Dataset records
☆ ☆ ☆
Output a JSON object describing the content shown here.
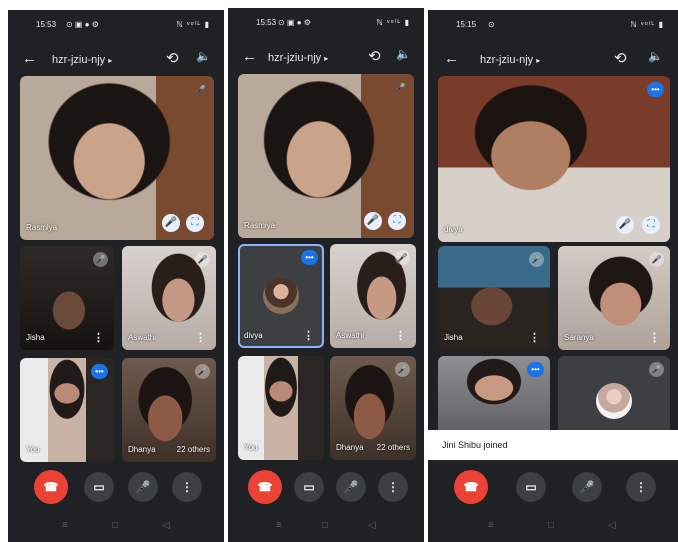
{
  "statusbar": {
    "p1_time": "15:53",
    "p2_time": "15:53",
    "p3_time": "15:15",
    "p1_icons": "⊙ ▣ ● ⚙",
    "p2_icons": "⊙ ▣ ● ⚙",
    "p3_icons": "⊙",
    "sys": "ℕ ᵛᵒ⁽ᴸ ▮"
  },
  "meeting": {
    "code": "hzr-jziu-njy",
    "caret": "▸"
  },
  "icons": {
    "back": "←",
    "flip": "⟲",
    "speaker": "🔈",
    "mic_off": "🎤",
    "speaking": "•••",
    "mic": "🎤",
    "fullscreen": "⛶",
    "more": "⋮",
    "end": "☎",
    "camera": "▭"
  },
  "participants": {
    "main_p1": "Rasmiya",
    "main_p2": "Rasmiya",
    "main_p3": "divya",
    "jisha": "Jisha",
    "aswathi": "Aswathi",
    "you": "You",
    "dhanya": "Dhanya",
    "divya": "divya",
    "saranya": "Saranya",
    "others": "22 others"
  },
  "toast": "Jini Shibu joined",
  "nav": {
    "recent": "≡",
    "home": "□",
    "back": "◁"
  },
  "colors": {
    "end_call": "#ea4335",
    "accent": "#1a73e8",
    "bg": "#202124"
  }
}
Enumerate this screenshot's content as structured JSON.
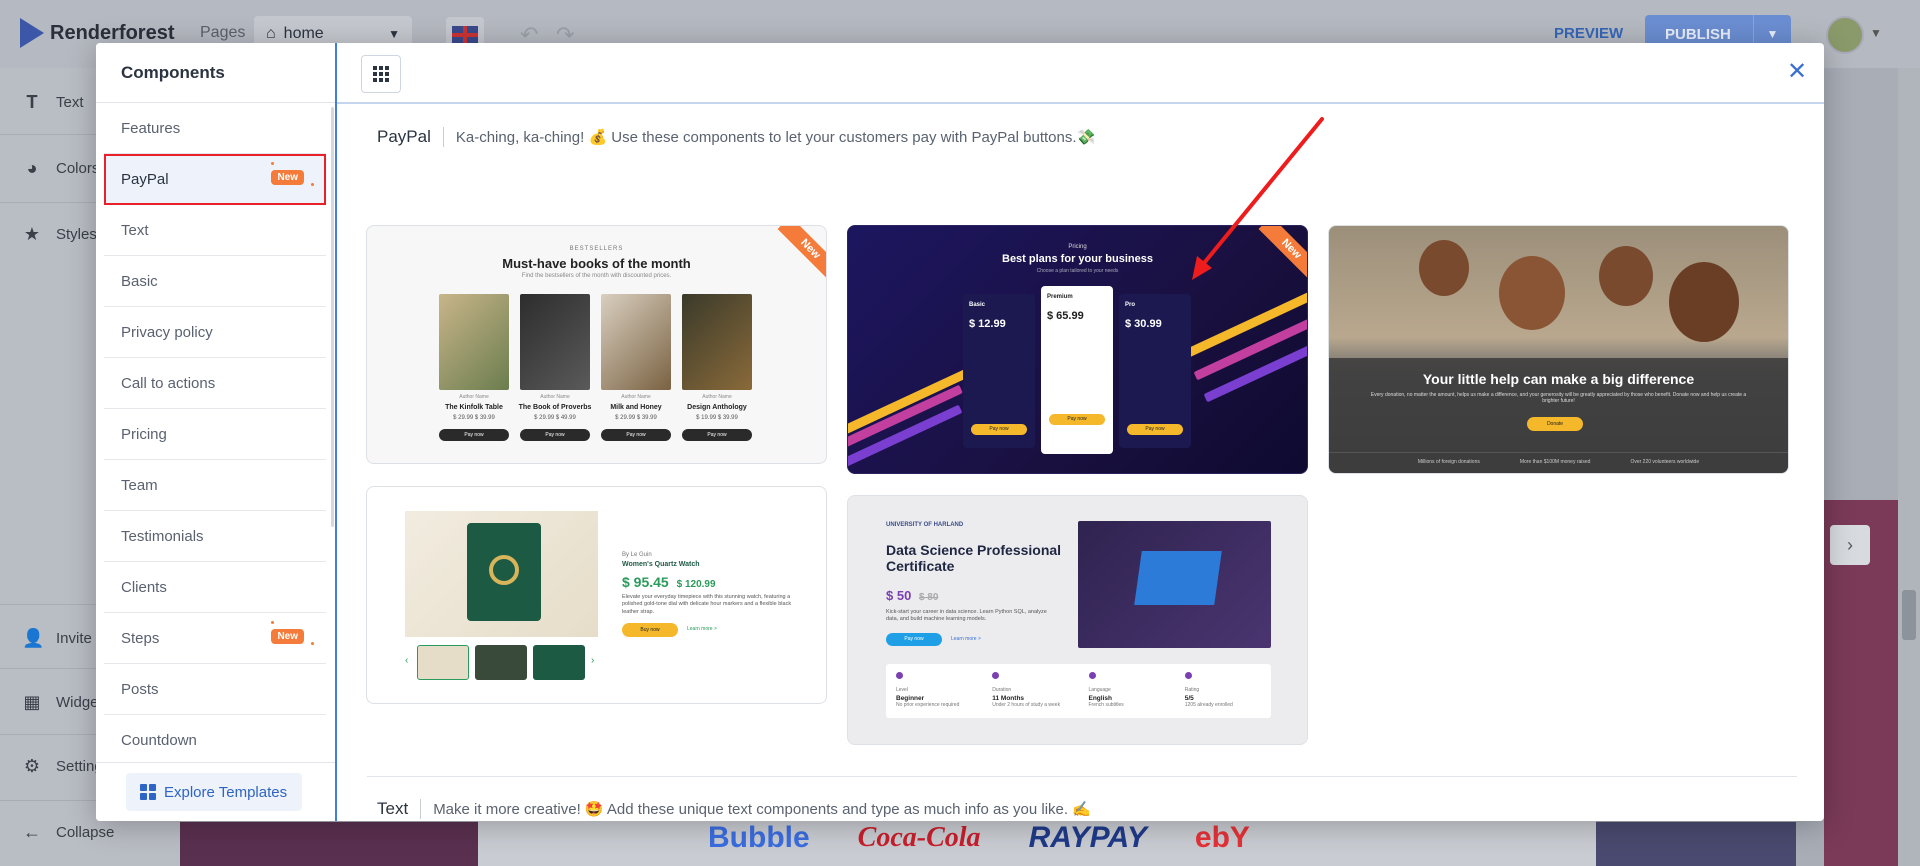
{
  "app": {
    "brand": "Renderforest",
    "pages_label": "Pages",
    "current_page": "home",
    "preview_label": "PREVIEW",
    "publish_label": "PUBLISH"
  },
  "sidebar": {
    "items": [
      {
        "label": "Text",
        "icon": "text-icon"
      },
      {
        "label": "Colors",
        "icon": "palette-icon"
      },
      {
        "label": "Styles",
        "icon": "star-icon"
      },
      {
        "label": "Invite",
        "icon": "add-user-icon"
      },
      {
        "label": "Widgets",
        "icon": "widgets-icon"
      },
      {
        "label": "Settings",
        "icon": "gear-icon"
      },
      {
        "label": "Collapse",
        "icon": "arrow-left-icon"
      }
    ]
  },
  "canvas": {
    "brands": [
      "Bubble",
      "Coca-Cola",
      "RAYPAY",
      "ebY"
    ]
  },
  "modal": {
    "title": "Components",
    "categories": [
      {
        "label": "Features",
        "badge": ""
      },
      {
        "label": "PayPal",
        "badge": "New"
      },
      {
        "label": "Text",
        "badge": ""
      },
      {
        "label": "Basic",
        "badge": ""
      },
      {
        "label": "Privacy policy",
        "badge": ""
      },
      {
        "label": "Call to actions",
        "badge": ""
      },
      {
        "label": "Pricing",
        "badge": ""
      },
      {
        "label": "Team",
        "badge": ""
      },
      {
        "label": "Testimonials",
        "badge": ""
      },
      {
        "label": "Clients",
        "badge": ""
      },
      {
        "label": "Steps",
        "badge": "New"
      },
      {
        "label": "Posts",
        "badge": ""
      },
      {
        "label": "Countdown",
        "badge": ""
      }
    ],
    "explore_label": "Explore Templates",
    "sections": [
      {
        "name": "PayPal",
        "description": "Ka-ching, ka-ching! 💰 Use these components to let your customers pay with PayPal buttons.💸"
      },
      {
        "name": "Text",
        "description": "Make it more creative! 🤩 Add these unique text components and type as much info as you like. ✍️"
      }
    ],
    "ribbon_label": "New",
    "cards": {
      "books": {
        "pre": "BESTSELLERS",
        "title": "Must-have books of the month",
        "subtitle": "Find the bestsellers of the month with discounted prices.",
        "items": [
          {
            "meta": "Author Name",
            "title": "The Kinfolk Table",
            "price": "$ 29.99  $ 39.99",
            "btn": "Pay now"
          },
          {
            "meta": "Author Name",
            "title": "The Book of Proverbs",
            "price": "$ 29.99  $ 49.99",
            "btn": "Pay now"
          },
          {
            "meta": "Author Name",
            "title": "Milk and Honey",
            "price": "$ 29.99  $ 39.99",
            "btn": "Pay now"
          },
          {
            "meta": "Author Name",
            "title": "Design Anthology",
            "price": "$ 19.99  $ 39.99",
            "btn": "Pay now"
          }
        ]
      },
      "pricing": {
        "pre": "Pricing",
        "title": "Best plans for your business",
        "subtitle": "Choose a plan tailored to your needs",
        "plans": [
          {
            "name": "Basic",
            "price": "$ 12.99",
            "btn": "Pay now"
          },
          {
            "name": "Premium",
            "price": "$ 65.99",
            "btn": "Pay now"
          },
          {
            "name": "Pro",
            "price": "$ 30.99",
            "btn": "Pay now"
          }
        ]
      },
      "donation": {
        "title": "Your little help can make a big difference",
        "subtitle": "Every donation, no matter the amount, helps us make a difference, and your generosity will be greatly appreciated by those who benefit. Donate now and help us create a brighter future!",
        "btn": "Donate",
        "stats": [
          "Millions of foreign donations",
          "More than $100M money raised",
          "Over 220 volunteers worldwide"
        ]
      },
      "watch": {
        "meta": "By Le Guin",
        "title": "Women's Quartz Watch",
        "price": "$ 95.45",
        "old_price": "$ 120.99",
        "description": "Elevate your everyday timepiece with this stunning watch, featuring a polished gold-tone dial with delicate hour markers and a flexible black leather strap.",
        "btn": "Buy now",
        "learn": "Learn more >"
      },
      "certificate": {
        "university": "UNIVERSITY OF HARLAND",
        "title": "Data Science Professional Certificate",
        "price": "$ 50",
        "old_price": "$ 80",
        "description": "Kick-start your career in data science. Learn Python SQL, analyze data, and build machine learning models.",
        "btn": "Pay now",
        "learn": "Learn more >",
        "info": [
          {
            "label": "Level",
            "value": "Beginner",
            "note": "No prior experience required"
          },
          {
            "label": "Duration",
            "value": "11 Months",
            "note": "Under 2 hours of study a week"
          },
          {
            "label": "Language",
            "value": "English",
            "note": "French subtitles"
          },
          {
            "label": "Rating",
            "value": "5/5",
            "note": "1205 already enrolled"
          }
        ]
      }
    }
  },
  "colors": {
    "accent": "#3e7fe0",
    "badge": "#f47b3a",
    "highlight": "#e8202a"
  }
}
☆ ☆ ☆
Challenge:
Reproduce every line precisely as given, omitting all pictures.

Finished exercise:
Output a JSON object describing the content shown here.
{
  "statusbar": {
    "p1_time": "15:53",
    "p2_time": "15:53",
    "p3_time": "15:15",
    "p1_icons": "⊙ ▣ ● ⚙",
    "p2_icons": "⊙ ▣ ● ⚙",
    "p3_icons": "⊙",
    "sys": "ℕ ᵛᵒ⁽ᴸ ▮"
  },
  "meeting": {
    "code": "hzr-jziu-njy",
    "caret": "▸"
  },
  "icons": {
    "back": "←",
    "flip": "⟲",
    "speaker": "🔈",
    "mic_off": "🎤",
    "speaking": "•••",
    "mic": "🎤",
    "fullscreen": "⛶",
    "more": "⋮",
    "end": "☎",
    "camera": "▭"
  },
  "participants": {
    "main_p1": "Rasmiya",
    "main_p2": "Rasmiya",
    "main_p3": "divya",
    "jisha": "Jisha",
    "aswathi": "Aswathi",
    "you": "You",
    "dhanya": "Dhanya",
    "divya": "divya",
    "saranya": "Saranya",
    "others": "22 others"
  },
  "toast": "Jini Shibu joined",
  "nav": {
    "recent": "≡",
    "home": "□",
    "back": "◁"
  },
  "colors": {
    "end_call": "#ea4335",
    "accent": "#1a73e8",
    "bg": "#202124"
  }
}
Enumerate this screenshot's content as structured JSON.
{
  "app": {
    "brand": "Renderforest",
    "pages_label": "Pages",
    "current_page": "home",
    "preview_label": "PREVIEW",
    "publish_label": "PUBLISH"
  },
  "sidebar": {
    "items": [
      {
        "label": "Text",
        "icon": "text-icon"
      },
      {
        "label": "Colors",
        "icon": "palette-icon"
      },
      {
        "label": "Styles",
        "icon": "star-icon"
      },
      {
        "label": "Invite",
        "icon": "add-user-icon"
      },
      {
        "label": "Widgets",
        "icon": "widgets-icon"
      },
      {
        "label": "Settings",
        "icon": "gear-icon"
      },
      {
        "label": "Collapse",
        "icon": "arrow-left-icon"
      }
    ]
  },
  "canvas": {
    "brands": [
      "Bubble",
      "Coca-Cola",
      "RAYPAY",
      "ebY"
    ]
  },
  "modal": {
    "title": "Components",
    "categories": [
      {
        "label": "Features",
        "badge": ""
      },
      {
        "label": "PayPal",
        "badge": "New"
      },
      {
        "label": "Text",
        "badge": ""
      },
      {
        "label": "Basic",
        "badge": ""
      },
      {
        "label": "Privacy policy",
        "badge": ""
      },
      {
        "label": "Call to actions",
        "badge": ""
      },
      {
        "label": "Pricing",
        "badge": ""
      },
      {
        "label": "Team",
        "badge": ""
      },
      {
        "label": "Testimonials",
        "badge": ""
      },
      {
        "label": "Clients",
        "badge": ""
      },
      {
        "label": "Steps",
        "badge": "New"
      },
      {
        "label": "Posts",
        "badge": ""
      },
      {
        "label": "Countdown",
        "badge": ""
      }
    ],
    "explore_label": "Explore Templates",
    "sections": [
      {
        "name": "PayPal",
        "description": "Ka-ching, ka-ching! 💰 Use these components to let your customers pay with PayPal buttons.💸"
      },
      {
        "name": "Text",
        "description": "Make it more creative! 🤩 Add these unique text components and type as much info as you like. ✍️"
      }
    ],
    "ribbon_label": "New",
    "cards": {
      "books": {
        "pre": "BESTSELLERS",
        "title": "Must-have books of the month",
        "subtitle": "Find the bestsellers of the month with discounted prices.",
        "items": [
          {
            "meta": "Author Name",
            "title": "The Kinfolk Table",
            "price": "$ 29.99  $ 39.99",
            "btn": "Pay now"
          },
          {
            "meta": "Author Name",
            "title": "The Book of Proverbs",
            "price": "$ 29.99  $ 49.99",
            "btn": "Pay now"
          },
          {
            "meta": "Author Name",
            "title": "Milk and Honey",
            "price": "$ 29.99  $ 39.99",
            "btn": "Pay now"
          },
          {
            "meta": "Author Name",
            "title": "Design Anthology",
            "price": "$ 19.99  $ 39.99",
            "btn": "Pay now"
          }
        ]
      },
      "pricing": {
        "pre": "Pricing",
        "title": "Best plans for your business",
        "subtitle": "Choose a plan tailored to your needs",
        "plans": [
          {
            "name": "Basic",
            "price": "$ 12.99",
            "btn": "Pay now"
          },
          {
            "name": "Premium",
            "price": "$ 65.99",
            "btn": "Pay now"
          },
          {
            "name": "Pro",
            "price": "$ 30.99",
            "btn": "Pay now"
          }
        ]
      },
      "donation": {
        "title": "Your little help can make a big difference",
        "subtitle": "Every donation, no matter the amount, helps us make a difference, and your generosity will be greatly appreciated by those who benefit. Donate now and help us create a brighter future!",
        "btn": "Donate",
        "stats": [
          "Millions of foreign donations",
          "More than $100M money raised",
          "Over 220 volunteers worldwide"
        ]
      },
      "watch": {
        "meta": "By Le Guin",
        "title": "Women's Quartz Watch",
        "price": "$ 95.45",
        "old_price": "$ 120.99",
        "description": "Elevate your everyday timepiece with this stunning watch, featuring a polished gold-tone dial with delicate hour markers and a flexible black leather strap.",
        "btn": "Buy now",
        "learn": "Learn more >"
      },
      "certificate": {
        "university": "UNIVERSITY OF HARLAND",
        "title": "Data Science Professional Certificate",
        "price": "$ 50",
        "old_price": "$ 80",
        "description": "Kick-start your career in data science. Learn Python SQL, analyze data, and build machine learning models.",
        "btn": "Pay now",
        "learn": "Learn more >",
        "info": [
          {
            "label": "Level",
            "value": "Beginner",
            "note": "No prior experience required"
          },
          {
            "label": "Duration",
            "value": "11 Months",
            "note": "Under 2 hours of study a week"
          },
          {
            "label": "Language",
            "value": "English",
            "note": "French subtitles"
          },
          {
            "label": "Rating",
            "value": "5/5",
            "note": "1205 already enrolled"
          }
        ]
      }
    }
  },
  "colors": {
    "accent": "#3e7fe0",
    "badge": "#f47b3a",
    "highlight": "#e8202a"
  }
}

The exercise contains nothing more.